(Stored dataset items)
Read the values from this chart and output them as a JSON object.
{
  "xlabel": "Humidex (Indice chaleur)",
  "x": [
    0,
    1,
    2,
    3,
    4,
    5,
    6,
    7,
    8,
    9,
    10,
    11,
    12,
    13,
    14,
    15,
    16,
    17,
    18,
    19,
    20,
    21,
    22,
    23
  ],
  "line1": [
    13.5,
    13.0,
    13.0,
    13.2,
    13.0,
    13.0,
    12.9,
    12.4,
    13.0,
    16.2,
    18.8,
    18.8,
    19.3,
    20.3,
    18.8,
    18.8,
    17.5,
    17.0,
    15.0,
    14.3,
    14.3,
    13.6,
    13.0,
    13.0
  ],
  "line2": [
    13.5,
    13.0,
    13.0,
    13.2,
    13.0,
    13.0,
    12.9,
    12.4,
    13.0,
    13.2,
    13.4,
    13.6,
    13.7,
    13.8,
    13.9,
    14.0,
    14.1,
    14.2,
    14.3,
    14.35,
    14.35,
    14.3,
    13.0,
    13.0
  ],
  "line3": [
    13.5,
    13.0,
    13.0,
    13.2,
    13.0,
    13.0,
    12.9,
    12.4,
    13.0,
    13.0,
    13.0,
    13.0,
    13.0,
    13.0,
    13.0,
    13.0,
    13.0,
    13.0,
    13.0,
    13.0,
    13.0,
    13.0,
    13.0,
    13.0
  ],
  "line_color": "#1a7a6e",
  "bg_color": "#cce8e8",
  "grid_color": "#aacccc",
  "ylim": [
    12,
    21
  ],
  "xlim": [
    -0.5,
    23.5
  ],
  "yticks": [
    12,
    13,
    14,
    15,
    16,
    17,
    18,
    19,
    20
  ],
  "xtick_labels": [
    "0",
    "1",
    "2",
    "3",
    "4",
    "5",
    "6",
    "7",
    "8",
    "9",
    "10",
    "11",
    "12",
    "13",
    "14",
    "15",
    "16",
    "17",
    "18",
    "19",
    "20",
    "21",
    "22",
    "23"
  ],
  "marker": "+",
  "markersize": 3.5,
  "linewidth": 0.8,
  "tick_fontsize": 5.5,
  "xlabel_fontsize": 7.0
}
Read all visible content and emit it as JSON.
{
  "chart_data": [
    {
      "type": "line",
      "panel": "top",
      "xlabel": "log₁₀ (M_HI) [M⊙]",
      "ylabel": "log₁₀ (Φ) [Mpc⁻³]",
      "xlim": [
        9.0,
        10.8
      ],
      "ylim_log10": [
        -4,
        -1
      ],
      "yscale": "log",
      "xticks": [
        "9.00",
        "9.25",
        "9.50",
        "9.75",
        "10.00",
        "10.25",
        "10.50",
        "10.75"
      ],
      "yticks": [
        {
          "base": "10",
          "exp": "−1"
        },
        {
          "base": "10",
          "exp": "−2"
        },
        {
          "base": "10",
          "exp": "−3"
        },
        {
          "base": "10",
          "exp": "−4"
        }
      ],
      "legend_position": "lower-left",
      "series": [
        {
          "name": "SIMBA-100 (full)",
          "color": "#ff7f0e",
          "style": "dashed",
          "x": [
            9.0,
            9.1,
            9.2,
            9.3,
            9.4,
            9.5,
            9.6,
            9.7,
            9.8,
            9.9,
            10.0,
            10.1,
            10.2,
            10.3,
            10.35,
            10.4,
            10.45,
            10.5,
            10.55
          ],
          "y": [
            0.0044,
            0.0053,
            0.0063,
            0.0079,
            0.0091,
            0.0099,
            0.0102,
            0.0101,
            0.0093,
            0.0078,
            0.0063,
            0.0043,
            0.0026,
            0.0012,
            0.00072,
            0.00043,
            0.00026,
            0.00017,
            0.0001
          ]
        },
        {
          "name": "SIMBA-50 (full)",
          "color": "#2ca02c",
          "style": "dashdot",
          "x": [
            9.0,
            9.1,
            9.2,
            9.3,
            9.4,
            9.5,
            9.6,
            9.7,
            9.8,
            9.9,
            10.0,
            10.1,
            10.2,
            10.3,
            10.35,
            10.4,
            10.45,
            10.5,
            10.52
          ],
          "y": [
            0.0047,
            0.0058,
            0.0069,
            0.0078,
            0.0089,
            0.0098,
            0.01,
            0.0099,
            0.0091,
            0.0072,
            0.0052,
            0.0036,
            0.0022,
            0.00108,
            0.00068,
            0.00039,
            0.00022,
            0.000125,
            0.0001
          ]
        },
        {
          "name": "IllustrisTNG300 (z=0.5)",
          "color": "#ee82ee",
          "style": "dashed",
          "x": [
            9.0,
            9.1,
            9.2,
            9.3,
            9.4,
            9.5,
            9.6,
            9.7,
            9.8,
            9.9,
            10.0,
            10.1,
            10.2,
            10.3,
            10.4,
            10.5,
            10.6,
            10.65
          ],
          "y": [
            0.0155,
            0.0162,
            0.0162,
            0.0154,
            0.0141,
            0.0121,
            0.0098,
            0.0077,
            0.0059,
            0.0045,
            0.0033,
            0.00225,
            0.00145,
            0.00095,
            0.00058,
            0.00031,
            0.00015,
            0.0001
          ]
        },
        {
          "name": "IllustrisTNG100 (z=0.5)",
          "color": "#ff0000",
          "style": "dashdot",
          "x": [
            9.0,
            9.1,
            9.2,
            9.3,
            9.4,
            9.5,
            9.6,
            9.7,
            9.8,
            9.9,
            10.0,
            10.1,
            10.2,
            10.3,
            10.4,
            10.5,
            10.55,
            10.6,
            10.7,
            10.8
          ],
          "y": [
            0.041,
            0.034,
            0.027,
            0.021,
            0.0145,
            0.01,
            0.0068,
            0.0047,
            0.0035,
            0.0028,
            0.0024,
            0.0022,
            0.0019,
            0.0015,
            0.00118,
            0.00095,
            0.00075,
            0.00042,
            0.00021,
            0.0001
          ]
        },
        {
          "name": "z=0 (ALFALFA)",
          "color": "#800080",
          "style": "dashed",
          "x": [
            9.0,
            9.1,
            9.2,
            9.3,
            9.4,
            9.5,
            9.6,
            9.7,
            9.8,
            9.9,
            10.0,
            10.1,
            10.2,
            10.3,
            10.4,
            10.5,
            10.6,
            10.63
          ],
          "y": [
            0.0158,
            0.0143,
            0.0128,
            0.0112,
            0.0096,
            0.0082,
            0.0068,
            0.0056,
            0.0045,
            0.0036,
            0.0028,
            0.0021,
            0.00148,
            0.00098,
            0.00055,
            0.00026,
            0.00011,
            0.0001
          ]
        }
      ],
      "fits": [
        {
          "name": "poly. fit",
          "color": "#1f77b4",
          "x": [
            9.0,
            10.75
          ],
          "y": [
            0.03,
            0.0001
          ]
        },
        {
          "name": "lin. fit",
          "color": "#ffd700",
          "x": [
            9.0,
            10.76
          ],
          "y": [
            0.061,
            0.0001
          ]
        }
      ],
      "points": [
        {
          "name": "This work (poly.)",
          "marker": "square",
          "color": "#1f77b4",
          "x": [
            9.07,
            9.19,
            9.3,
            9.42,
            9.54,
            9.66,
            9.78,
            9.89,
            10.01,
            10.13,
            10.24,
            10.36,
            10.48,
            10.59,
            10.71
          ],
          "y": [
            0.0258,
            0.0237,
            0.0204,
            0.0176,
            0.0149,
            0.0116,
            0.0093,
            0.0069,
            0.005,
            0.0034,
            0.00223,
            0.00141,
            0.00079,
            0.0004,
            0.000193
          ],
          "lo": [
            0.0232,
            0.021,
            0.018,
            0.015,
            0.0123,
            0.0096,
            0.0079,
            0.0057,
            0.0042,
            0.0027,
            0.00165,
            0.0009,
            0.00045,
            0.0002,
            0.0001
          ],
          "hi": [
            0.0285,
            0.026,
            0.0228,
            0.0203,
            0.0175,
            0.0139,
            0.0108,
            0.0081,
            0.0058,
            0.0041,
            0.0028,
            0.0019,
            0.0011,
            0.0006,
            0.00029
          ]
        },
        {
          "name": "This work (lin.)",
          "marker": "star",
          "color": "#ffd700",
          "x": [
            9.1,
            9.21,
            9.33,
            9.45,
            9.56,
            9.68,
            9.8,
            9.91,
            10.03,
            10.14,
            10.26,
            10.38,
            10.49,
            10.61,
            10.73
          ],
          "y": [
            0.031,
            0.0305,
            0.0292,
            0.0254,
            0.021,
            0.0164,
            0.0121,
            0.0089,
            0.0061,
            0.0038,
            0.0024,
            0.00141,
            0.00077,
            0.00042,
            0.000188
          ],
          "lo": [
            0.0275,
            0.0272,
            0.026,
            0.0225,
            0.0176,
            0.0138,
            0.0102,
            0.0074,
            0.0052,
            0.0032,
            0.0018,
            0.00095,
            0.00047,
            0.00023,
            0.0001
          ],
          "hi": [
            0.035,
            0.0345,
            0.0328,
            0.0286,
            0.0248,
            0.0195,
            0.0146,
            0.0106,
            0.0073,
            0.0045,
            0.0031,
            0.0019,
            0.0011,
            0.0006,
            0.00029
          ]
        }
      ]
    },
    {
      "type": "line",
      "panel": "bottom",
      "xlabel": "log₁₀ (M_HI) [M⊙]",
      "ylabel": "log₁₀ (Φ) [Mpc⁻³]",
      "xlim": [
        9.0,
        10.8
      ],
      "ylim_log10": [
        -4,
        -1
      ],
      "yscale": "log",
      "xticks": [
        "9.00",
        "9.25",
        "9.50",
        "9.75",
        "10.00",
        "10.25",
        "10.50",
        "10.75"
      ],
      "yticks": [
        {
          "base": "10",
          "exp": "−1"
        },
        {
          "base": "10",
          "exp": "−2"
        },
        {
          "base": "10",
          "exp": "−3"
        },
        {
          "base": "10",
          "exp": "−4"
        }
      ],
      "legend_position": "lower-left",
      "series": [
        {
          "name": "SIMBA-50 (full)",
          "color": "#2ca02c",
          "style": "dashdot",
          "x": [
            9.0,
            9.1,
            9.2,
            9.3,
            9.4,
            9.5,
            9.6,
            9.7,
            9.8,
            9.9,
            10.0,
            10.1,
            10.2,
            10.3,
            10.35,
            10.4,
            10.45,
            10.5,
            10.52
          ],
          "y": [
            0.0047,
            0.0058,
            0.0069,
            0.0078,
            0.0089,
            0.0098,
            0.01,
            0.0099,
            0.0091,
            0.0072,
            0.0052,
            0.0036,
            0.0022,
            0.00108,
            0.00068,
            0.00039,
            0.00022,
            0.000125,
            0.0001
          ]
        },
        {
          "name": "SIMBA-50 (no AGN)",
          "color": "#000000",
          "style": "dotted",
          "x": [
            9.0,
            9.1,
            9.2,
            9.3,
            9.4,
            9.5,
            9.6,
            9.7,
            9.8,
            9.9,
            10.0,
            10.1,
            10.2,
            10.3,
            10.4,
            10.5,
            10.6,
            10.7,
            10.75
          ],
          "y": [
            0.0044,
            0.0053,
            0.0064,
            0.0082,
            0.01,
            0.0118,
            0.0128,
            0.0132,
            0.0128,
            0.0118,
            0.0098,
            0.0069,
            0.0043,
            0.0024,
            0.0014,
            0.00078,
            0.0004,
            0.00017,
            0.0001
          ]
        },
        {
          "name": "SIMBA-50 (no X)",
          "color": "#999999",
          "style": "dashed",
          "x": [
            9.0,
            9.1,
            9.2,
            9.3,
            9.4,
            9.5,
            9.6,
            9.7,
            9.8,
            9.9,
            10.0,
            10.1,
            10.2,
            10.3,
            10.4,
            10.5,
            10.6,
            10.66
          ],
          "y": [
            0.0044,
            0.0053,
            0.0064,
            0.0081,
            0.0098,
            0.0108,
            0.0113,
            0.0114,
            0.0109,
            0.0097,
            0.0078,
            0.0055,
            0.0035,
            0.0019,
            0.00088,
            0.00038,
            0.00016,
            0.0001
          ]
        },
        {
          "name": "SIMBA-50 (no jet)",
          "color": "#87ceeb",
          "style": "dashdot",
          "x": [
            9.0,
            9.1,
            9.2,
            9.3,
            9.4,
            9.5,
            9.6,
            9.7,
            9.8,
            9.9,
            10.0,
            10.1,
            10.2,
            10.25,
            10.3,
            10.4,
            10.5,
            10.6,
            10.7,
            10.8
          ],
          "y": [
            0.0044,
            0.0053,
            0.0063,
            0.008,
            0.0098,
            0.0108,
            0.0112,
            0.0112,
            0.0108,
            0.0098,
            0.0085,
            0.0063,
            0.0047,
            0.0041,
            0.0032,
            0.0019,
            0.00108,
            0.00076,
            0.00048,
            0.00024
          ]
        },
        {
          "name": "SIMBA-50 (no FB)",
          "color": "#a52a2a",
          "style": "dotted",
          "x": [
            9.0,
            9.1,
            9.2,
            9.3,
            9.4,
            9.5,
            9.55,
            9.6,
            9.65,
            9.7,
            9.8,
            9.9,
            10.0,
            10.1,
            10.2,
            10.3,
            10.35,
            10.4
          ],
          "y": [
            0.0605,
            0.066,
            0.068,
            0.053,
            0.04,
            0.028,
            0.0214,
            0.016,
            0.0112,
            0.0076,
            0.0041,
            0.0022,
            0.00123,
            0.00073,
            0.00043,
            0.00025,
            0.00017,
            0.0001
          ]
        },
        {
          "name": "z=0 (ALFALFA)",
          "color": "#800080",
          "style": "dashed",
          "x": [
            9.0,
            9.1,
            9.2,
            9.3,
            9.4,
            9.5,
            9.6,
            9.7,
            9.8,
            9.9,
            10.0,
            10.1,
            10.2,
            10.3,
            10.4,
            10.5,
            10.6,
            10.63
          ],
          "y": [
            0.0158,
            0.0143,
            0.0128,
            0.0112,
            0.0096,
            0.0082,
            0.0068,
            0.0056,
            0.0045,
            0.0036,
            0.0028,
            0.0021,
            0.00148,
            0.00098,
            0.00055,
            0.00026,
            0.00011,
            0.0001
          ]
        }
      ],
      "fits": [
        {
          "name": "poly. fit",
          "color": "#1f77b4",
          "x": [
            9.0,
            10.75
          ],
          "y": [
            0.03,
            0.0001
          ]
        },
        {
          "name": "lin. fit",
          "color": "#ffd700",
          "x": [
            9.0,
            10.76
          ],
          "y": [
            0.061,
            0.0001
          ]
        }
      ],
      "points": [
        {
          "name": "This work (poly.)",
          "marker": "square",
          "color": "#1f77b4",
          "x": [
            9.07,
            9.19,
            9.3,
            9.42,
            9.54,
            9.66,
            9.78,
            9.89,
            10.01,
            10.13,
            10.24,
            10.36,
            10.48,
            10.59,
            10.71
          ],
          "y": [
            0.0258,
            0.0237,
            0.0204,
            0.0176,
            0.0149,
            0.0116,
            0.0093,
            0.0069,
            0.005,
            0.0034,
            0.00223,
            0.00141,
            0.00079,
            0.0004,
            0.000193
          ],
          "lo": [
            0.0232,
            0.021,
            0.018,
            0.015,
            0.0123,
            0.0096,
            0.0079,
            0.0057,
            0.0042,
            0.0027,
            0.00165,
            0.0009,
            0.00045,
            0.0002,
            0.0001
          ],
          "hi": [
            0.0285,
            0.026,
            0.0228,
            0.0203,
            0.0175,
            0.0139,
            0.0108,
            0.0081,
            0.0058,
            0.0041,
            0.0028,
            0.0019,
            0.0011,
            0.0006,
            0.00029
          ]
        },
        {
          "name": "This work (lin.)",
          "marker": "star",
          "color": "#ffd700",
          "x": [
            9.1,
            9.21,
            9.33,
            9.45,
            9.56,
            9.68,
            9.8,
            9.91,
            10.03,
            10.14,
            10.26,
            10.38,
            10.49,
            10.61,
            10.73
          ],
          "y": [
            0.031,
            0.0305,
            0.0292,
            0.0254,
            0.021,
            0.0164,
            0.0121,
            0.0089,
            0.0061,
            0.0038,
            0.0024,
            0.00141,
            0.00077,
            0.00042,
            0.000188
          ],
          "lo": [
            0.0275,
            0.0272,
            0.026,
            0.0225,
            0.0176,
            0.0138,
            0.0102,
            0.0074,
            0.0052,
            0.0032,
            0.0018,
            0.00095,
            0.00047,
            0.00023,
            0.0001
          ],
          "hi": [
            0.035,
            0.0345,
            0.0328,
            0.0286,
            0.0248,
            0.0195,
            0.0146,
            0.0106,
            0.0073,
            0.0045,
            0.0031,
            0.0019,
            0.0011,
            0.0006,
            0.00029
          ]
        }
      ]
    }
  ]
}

## What the task asks:
Pull every line containing the word "JSON" out of the entries above.

## Solution for this problem:
Read the values from this chart and output them as a JSON object.
Read all visible content and emit it as JSON.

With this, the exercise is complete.